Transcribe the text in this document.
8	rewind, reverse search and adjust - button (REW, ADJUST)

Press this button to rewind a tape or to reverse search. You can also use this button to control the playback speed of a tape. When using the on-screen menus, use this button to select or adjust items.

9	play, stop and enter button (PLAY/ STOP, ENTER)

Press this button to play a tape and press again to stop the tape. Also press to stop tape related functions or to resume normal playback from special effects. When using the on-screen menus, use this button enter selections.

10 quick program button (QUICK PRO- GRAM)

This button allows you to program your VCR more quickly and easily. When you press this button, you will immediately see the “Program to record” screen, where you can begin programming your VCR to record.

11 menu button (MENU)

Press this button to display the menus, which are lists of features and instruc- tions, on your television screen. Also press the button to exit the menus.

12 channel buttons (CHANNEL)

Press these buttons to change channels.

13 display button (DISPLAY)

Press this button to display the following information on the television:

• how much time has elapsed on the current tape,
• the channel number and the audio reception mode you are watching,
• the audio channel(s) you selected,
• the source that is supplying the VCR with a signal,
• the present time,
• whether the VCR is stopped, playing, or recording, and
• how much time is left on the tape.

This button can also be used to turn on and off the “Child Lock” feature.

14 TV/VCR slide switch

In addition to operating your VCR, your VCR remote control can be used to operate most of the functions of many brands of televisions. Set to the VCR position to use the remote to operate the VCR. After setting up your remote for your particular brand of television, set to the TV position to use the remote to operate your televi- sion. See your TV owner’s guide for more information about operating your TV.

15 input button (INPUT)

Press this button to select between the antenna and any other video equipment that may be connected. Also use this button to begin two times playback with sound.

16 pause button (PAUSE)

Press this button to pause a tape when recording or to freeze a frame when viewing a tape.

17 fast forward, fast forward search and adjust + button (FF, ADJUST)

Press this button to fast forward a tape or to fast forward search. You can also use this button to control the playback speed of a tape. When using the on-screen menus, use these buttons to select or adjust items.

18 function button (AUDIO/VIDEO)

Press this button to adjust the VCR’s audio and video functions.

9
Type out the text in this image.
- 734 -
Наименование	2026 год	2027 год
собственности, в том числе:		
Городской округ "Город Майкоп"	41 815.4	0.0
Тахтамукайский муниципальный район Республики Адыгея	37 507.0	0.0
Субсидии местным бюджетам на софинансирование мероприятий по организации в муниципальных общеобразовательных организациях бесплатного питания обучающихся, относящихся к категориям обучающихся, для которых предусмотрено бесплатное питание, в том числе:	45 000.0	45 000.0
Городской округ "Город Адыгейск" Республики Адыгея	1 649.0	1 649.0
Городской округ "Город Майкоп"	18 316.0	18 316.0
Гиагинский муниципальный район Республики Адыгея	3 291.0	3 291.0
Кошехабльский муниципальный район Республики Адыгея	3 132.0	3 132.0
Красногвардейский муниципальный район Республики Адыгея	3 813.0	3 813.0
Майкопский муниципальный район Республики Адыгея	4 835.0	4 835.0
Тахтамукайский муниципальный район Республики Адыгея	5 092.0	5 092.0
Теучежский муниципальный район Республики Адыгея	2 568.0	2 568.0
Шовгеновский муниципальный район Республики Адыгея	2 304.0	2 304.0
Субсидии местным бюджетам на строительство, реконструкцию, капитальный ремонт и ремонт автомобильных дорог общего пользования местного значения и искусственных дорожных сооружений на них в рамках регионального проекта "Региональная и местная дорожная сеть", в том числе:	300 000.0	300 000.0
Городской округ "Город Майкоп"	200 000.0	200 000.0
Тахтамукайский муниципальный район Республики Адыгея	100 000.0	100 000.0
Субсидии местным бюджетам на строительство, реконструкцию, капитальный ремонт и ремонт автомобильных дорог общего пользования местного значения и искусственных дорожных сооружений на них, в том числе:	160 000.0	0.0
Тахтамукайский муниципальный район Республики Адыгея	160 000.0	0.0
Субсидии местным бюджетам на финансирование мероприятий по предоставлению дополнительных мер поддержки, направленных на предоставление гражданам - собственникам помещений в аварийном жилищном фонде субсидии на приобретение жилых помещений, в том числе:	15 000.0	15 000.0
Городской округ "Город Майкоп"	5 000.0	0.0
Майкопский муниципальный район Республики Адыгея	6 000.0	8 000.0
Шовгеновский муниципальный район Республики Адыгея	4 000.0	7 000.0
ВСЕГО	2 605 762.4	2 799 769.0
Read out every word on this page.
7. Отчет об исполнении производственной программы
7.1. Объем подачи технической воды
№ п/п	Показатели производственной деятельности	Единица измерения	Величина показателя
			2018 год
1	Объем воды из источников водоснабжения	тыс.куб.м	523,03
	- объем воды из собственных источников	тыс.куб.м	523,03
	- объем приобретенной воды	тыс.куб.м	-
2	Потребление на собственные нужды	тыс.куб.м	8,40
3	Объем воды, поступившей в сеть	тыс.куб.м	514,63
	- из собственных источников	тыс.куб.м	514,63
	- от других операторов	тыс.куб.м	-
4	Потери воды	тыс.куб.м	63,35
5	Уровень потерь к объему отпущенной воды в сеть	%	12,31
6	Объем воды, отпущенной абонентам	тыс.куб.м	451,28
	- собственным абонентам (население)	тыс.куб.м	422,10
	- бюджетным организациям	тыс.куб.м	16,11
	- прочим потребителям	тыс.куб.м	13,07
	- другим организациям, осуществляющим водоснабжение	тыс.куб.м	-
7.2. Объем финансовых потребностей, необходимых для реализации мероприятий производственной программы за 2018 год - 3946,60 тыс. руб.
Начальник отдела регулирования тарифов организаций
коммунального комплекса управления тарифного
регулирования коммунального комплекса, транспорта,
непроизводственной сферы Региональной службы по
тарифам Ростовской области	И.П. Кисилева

PROBLEM
List each line of the entries that holds the string "display".

EXERCISE OUTPUT
Press this button to display the menus, which are lists of features and instruc- tions, on your television screen. Also press the button to exit the menus.
13 display button (DISPLAY)
Press this button to display the following information on the television:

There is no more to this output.